Set down the material once more, exactly as it appears.

[Records from a dataset]
◆ ◆ ◆ ◆
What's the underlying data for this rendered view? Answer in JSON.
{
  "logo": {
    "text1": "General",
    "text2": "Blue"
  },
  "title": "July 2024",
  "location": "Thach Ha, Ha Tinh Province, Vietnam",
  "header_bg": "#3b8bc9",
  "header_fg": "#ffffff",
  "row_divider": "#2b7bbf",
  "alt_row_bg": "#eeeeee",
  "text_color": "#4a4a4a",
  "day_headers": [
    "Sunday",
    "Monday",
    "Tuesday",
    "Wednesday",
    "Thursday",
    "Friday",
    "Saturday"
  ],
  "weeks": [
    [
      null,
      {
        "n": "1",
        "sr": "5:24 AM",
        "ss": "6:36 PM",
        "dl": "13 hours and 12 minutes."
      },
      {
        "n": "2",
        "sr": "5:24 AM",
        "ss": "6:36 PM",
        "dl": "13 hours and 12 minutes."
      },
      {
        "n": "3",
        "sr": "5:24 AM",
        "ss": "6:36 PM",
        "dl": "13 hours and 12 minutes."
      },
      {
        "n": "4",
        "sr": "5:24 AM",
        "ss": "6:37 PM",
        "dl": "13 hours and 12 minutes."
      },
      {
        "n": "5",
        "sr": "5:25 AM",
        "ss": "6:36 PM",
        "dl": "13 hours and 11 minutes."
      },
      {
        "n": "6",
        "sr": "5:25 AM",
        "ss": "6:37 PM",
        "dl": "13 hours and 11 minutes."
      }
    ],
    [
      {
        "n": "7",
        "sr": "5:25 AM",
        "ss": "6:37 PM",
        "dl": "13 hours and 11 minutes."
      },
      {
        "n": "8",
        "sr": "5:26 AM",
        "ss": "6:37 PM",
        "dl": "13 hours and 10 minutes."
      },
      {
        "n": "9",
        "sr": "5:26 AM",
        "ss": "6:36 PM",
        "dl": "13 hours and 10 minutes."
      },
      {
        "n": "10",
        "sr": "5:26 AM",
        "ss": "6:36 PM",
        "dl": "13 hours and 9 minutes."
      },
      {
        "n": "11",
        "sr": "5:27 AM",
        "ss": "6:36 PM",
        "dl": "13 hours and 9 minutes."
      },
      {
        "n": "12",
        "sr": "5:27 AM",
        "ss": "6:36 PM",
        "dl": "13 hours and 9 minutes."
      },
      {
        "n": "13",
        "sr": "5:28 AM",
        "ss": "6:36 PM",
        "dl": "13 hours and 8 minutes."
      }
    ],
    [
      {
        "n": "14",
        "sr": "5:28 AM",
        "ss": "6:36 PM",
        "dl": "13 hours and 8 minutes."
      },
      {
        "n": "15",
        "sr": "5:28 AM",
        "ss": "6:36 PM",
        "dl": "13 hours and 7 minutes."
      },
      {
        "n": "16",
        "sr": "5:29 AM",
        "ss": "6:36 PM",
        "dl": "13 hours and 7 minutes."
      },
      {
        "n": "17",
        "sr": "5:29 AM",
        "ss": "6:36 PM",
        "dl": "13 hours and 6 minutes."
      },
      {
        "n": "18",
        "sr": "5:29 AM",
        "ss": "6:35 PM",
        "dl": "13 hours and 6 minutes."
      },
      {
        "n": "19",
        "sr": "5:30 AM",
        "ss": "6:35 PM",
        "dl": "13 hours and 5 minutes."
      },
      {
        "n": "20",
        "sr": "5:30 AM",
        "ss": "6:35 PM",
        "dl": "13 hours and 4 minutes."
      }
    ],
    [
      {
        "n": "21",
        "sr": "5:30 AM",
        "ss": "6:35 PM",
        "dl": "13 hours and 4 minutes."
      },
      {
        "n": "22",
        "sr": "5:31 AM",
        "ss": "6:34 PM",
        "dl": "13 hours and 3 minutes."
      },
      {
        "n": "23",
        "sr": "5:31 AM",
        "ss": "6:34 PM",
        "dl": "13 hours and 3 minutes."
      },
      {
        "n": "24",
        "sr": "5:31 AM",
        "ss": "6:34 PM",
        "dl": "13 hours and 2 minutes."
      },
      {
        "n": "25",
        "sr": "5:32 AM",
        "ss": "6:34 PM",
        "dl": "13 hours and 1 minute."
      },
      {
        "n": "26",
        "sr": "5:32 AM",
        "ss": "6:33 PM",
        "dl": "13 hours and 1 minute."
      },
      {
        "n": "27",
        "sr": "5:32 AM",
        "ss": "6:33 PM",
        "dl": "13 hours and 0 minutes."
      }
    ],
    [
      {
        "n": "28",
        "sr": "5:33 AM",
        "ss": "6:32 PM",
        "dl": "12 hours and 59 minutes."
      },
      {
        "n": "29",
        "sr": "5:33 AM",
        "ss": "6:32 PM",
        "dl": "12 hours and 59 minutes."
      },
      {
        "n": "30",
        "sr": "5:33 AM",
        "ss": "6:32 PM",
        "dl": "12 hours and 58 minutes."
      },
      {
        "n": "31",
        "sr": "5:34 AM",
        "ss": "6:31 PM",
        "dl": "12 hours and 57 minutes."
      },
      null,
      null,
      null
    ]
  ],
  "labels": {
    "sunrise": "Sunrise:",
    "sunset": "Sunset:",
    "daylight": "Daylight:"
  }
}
◆ ◆ ◆ ◆
ANSWER TO THIS PROBLEM:
What's the underlying data for this rendered view? Answer in JSON.
{
  "logo": {
    "text1": "General",
    "text2": "Blue"
  },
  "title": "July 2024",
  "location": "Thach Ha, Ha Tinh Province, Vietnam",
  "header_bg": "#3b8bc9",
  "header_fg": "#ffffff",
  "row_divider": "#2b7bbf",
  "alt_row_bg": "#eeeeee",
  "text_color": "#4a4a4a",
  "day_headers": [
    "Sunday",
    "Monday",
    "Tuesday",
    "Wednesday",
    "Thursday",
    "Friday",
    "Saturday"
  ],
  "weeks": [
    [
      null,
      {
        "n": "1",
        "sr": "5:24 AM",
        "ss": "6:36 PM",
        "dl": "13 hours and 12 minutes."
      },
      {
        "n": "2",
        "sr": "5:24 AM",
        "ss": "6:36 PM",
        "dl": "13 hours and 12 minutes."
      },
      {
        "n": "3",
        "sr": "5:24 AM",
        "ss": "6:36 PM",
        "dl": "13 hours and 12 minutes."
      },
      {
        "n": "4",
        "sr": "5:24 AM",
        "ss": "6:37 PM",
        "dl": "13 hours and 12 minutes."
      },
      {
        "n": "5",
        "sr": "5:25 AM",
        "ss": "6:36 PM",
        "dl": "13 hours and 11 minutes."
      },
      {
        "n": "6",
        "sr": "5:25 AM",
        "ss": "6:37 PM",
        "dl": "13 hours and 11 minutes."
      }
    ],
    [
      {
        "n": "7",
        "sr": "5:25 AM",
        "ss": "6:37 PM",
        "dl": "13 hours and 11 minutes."
      },
      {
        "n": "8",
        "sr": "5:26 AM",
        "ss": "6:37 PM",
        "dl": "13 hours and 10 minutes."
      },
      {
        "n": "9",
        "sr": "5:26 AM",
        "ss": "6:36 PM",
        "dl": "13 hours and 10 minutes."
      },
      {
        "n": "10",
        "sr": "5:26 AM",
        "ss": "6:36 PM",
        "dl": "13 hours and 9 minutes."
      },
      {
        "n": "11",
        "sr": "5:27 AM",
        "ss": "6:36 PM",
        "dl": "13 hours and 9 minutes."
      },
      {
        "n": "12",
        "sr": "5:27 AM",
        "ss": "6:36 PM",
        "dl": "13 hours and 9 minutes."
      },
      {
        "n": "13",
        "sr": "5:28 AM",
        "ss": "6:36 PM",
        "dl": "13 hours and 8 minutes."
      }
    ],
    [
      {
        "n": "14",
        "sr": "5:28 AM",
        "ss": "6:36 PM",
        "dl": "13 hours and 8 minutes."
      },
      {
        "n": "15",
        "sr": "5:28 AM",
        "ss": "6:36 PM",
        "dl": "13 hours and 7 minutes."
      },
      {
        "n": "16",
        "sr": "5:29 AM",
        "ss": "6:36 PM",
        "dl": "13 hours and 7 minutes."
      },
      {
        "n": "17",
        "sr": "5:29 AM",
        "ss": "6:36 PM",
        "dl": "13 hours and 6 minutes."
      },
      {
        "n": "18",
        "sr": "5:29 AM",
        "ss": "6:35 PM",
        "dl": "13 hours and 6 minutes."
      },
      {
        "n": "19",
        "sr": "5:30 AM",
        "ss": "6:35 PM",
        "dl": "13 hours and 5 minutes."
      },
      {
        "n": "20",
        "sr": "5:30 AM",
        "ss": "6:35 PM",
        "dl": "13 hours and 4 minutes."
      }
    ],
    [
      {
        "n": "21",
        "sr": "5:30 AM",
        "ss": "6:35 PM",
        "dl": "13 hours and 4 minutes."
      },
      {
        "n": "22",
        "sr": "5:31 AM",
        "ss": "6:34 PM",
        "dl": "13 hours and 3 minutes."
      },
      {
        "n": "23",
        "sr": "5:31 AM",
        "ss": "6:34 PM",
        "dl": "13 hours and 3 minutes."
      },
      {
        "n": "24",
        "sr": "5:31 AM",
        "ss": "6:34 PM",
        "dl": "13 hours and 2 minutes."
      },
      {
        "n": "25",
        "sr": "5:32 AM",
        "ss": "6:34 PM",
        "dl": "13 hours and 1 minute."
      },
      {
        "n": "26",
        "sr": "5:32 AM",
        "ss": "6:33 PM",
        "dl": "13 hours and 1 minute."
      },
      {
        "n": "27",
        "sr": "5:32 AM",
        "ss": "6:33 PM",
        "dl": "13 hours and 0 minutes."
      }
    ],
    [
      {
        "n": "28",
        "sr": "5:33 AM",
        "ss": "6:32 PM",
        "dl": "12 hours and 59 minutes."
      },
      {
        "n": "29",
        "sr": "5:33 AM",
        "ss": "6:32 PM",
        "dl": "12 hours and 59 minutes."
      },
      {
        "n": "30",
        "sr": "5:33 AM",
        "ss": "6:32 PM",
        "dl": "12 hours and 58 minutes."
      },
      {
        "n": "31",
        "sr": "5:34 AM",
        "ss": "6:31 PM",
        "dl": "12 hours and 57 minutes."
      },
      null,
      null,
      null
    ]
  ],
  "labels": {
    "sunrise": "Sunrise:",
    "sunset": "Sunset:",
    "daylight": "Daylight:"
  }
}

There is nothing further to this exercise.